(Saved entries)

****************

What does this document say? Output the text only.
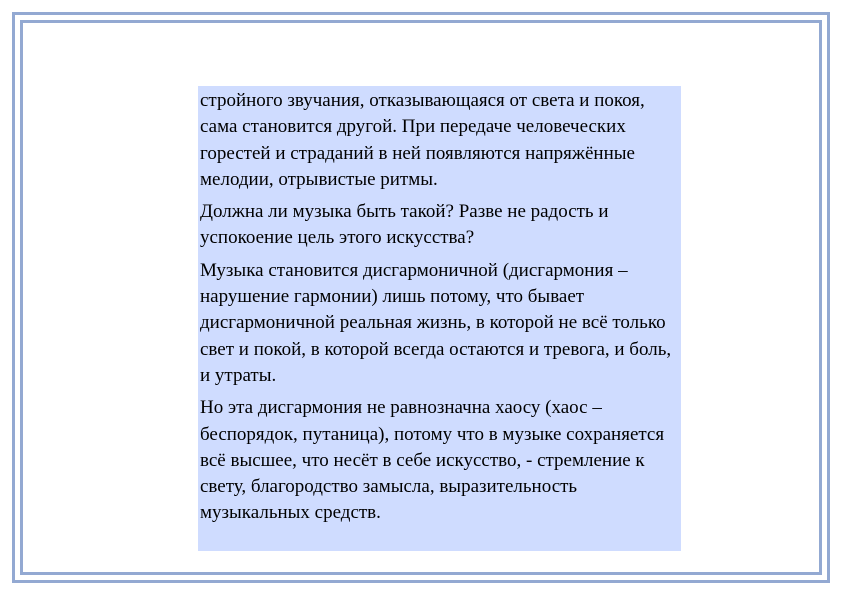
стройного звучания, отказывающаяся от света и покоя, сама становится другой. При передаче человеческих горестей и страданий в ней появляются напряжённые мелодии, отрывистые ритмы.

Должна ли музыка быть такой? Разве не радость и успокоение цель этого искусства?

Музыка становится дисгармоничной (дисгармония – нарушение гармонии) лишь потому, что бывает дисгармоничной реальная жизнь, в которой не всё только свет и покой, в которой всегда остаются и тревога, и боль, и утраты.

Но эта дисгармония не равнозначна хаосу (хаос – беспорядок, путаница), потому что в музыке сохраняется всё высшее, что несёт в себе искусство, - стремление к свету, благородство замысла, выразительность музыкальных средств.
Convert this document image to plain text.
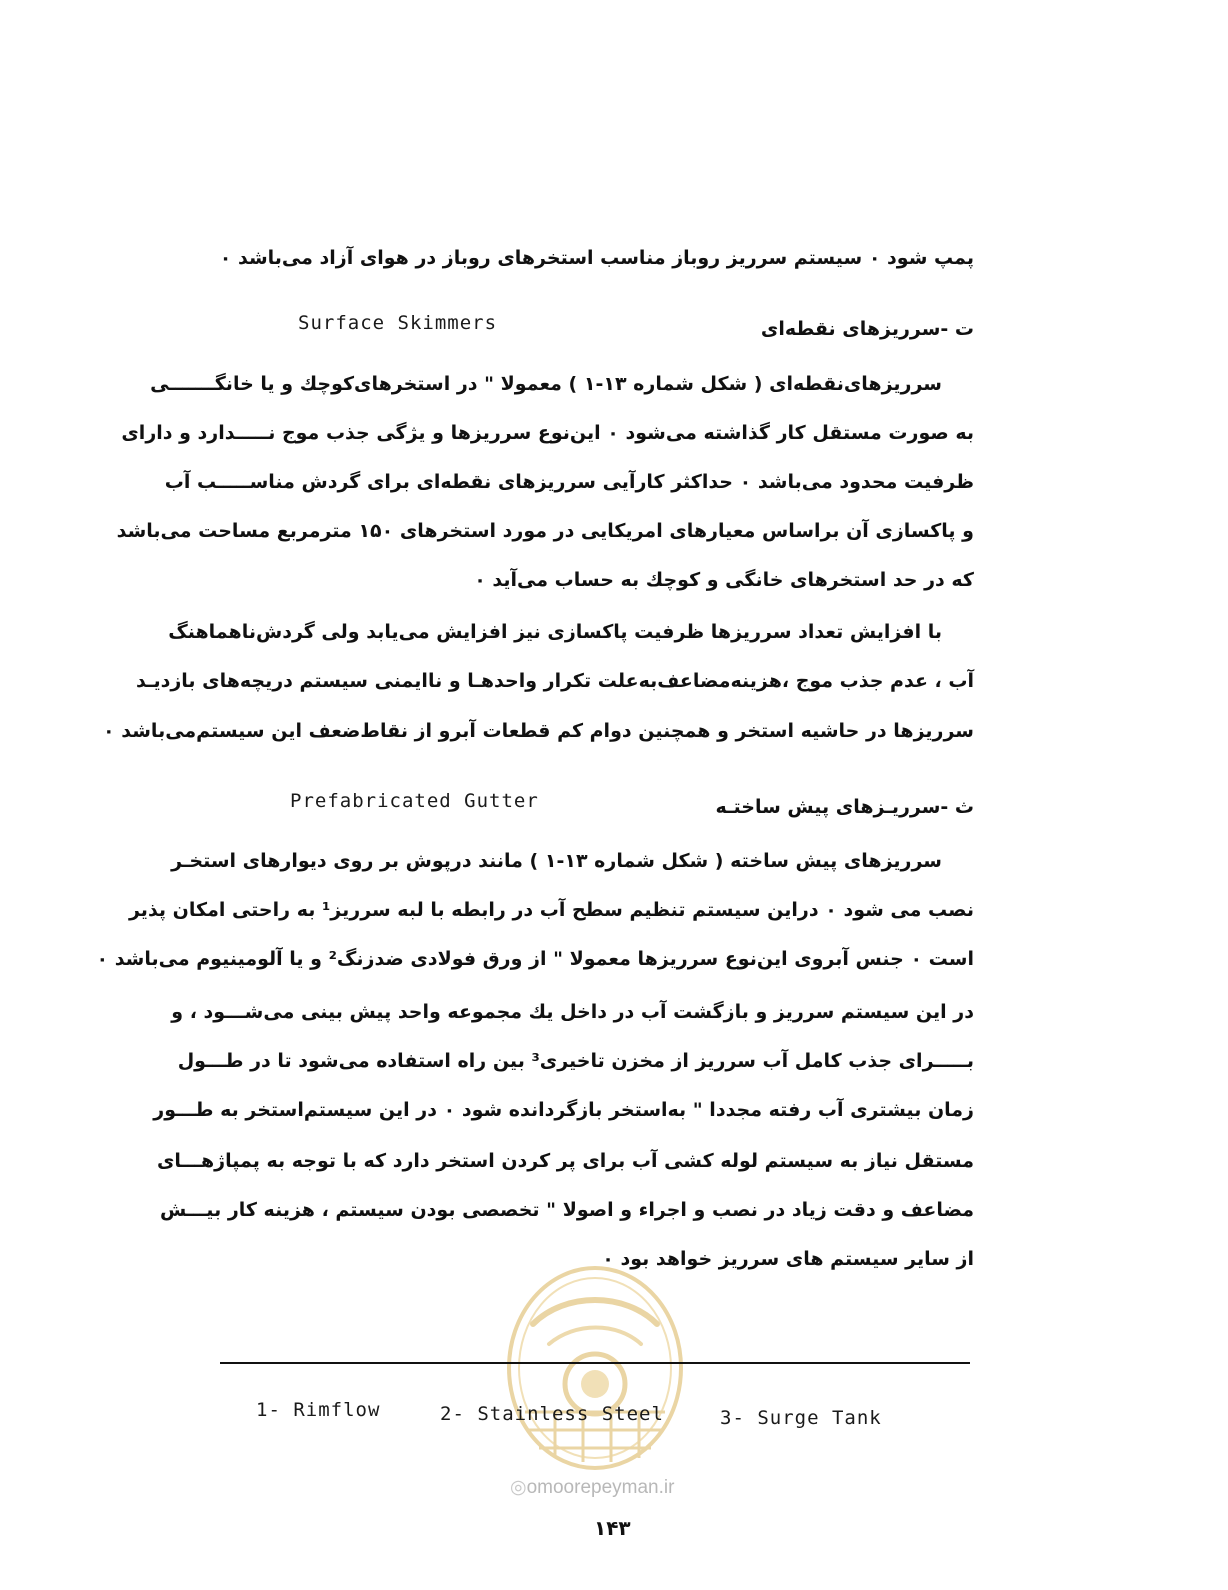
پمپ شود ۰ سیستم سرریز روباز مناسب استخرهای روباز در هوای آزاد می‌باشد ۰
ت -سرریزهای نقطه‌ای
Surface Skimmers
سرریزهای‌نقطه‌ای ( شکل شماره ۱۳-۱ ) معمولا " در استخرهای‌کوچك و یا خانگـــــــی
به صورت مستقل کار گذاشته می‌شود ۰ این‌نوع سرریزها و یژگی جذب موج نـــــدارد و دارای
ظرفیت محدود می‌باشد ۰ حداکثر کارآیی سرریزهای نقطه‌ای برای گردش مناســـــب آب
و پاکسازی آن براساس معیارهای امریکایی در مورد استخرهای ۱۵۰ مترمربع مساحت می‌باشد
که در حد استخرهای خانگی و کوچك به حساب می‌آید ۰
با افزایش تعداد سرریزها ظرفیت پاکسازی نیز افزایش می‌یابد ولی گردش‌ناهماهنگ
آب ، عدم جذب موج ،هزینه‌مضاعف‌به‌علت تکرار واحدهـا و ناایمنی سیستم دریچه‌های بازدیـد
سرریزها در حاشیه استخر و همچنین دوام کم قطعات آبرو از نقاط‌ضعف این سیستم‌می‌باشد ۰
ث -سرریـزهای پیش ساختـه
Prefabricated Gutter
سرریزهای پیش ساخته ( شکل شماره ۱۳-۱ ) مانند درپوش بر روی دیوارهای استخـر
نصب می شود ۰ دراین سیستم تنظیم سطح آب در رابطه با لبه سرریز¹ به راحتی امکان پذیر
است ۰ جنس آبروی این‌نوع سرریزها معمولا " از ورق فولادی ضدزنگ² و یا آلومینیوم می‌باشد ۰
در این سیستم سرریز و بازگشت آب در داخل یك مجموعه واحد پیش بینی می‌شـــود ، و
بـــــرای جذب کامل آب سرریز از مخزن تاخیری³ بین راه استفاده می‌شود تا در طـــول
زمان بیشتری آب رفته مجددا " به‌استخر بازگردانده شود ۰ در این سیستم‌استخر به طـــور
مستقل نیاز به سیستم لوله کشی آب برای پر کردن استخر دارد که با توجه به پمپاژهـــای
مضاعف و دقت زیاد در نصب و اجراء و اصولا " تخصصی بودن سیستم ، هزینه کار بیـــش
از سایر سیستم های سرریز خواهد بود ۰
1- Rimflow	2- Stainless Steel	3- Surge Tank
◎omoorepeyman.ir
۱۴۳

****************

TO DO:
In the listing, find every line containing the word "هزینه" and list it.

FINAL ANSWER:
آب ، عدم جذب موج ،هزینه‌مضاعف‌به‌علت تکرار واحدهـا و ناایمنی سیستم دریچه‌های بازدیـد
مضاعف و دقت زیاد در نصب و اجراء و اصولا " تخصصی بودن سیستم ، هزینه کار بیـــش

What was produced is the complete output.